• **DOCUMENT**:

——————

Metadata-Version: 2.1
Name: halcon
Version: 1.0.0
Summary: Python implementation of FALCON: Feedback Adaptive Loop for Content-Based Retrieval
Author: Ivan E. Cao-Berg
Author-email: icaoberg@alumni.cmu.edu
Project-URL: Bug Tracker, https://github.com/icaoberg/falcon
Project-URL: Documentation, https://github.com/icaoberg/falcon-docs
Project-URL: Source Code, https://github.com/icaoberg/falcon
Classifier: Programming Language :: Python :: 3
Classifier: Intended Audience :: Science/Research
Classifier: Intended Audience :: Developers
Classifier: Intended Audience :: Information Technology
Classifier: Topic :: Scientific/Engineering :: Bio-Informatics
Classifier: Topic :: Scientific/Engineering :: Information Analysis
Classifier: License :: OSI Approved :: GNU Library or Lesser General Public License (LGPL)

——————

• **EXTRACTED INFORMATION**:
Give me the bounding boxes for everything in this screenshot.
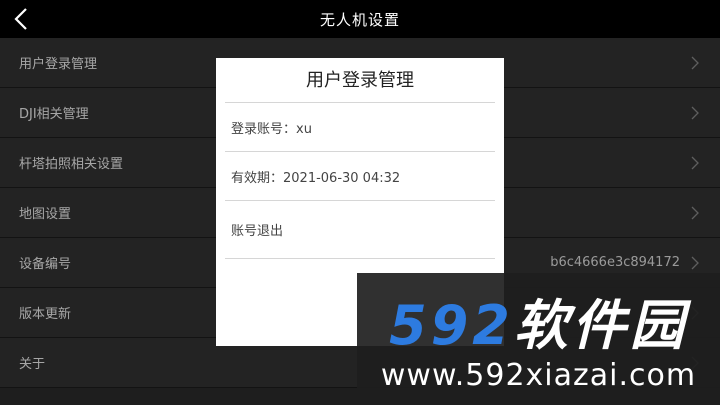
watermark-url: www.592xiazai.com (380, 358, 697, 393)
watermark: 592软件园 www.592xiazai.com (357, 273, 720, 405)
watermark-logo: 592软件园 (357, 281, 720, 360)
watermark-logo-text: 软件园 (513, 294, 688, 357)
back-button[interactable] (6, 4, 36, 34)
dialog-title: 用户登录管理 (225, 58, 495, 103)
watermark-logo-digits: 592 (389, 294, 514, 357)
expiry-info: 有效期：2021-06-30 04:32 (225, 152, 495, 201)
top-bar: 无人机设置 (0, 0, 720, 38)
page-title: 无人机设置 (319, 10, 400, 29)
chevron-left-icon (14, 8, 27, 30)
logout-button[interactable]: 账号退出 (225, 201, 495, 259)
account-info: 登录账号：xu (225, 103, 495, 152)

——————

• **WHAT THE TASK REQUIRES**: Extract the halcon package metadata in full, reproducing every line verbatim. Work from the halcon package metadata alone, not from the entries.

• **ANSWER FOR THE TASK**:
Metadata-Version: 2.1
Name: halcon
Version: 1.0.0
Summary: Python implementation of FALCON: Feedback Adaptive Loop for Content-Based Retrieval
Author: Ivan E. Cao-Berg
Author-email: icaoberg@alumni.cmu.edu
Project-URL: Bug Tracker, https://github.com/icaoberg/falcon
Project-URL: Documentation, https://github.com/icaoberg/falcon-docs
Project-URL: Source Code, https://github.com/icaoberg/falcon
Classifier: Programming Language :: Python :: 3
Classifier: Intended Audience :: Science/Research
Classifier: Intended Audience :: Developers
Classifier: Intended Audience :: Information Technology
Classifier: Topic :: Scientific/Engineering :: Bio-Informatics
Classifier: Topic :: Scientific/Engineering :: Information Analysis
Classifier: License :: OSI Approved :: GNU Library or Lesser General Public License (LGPL)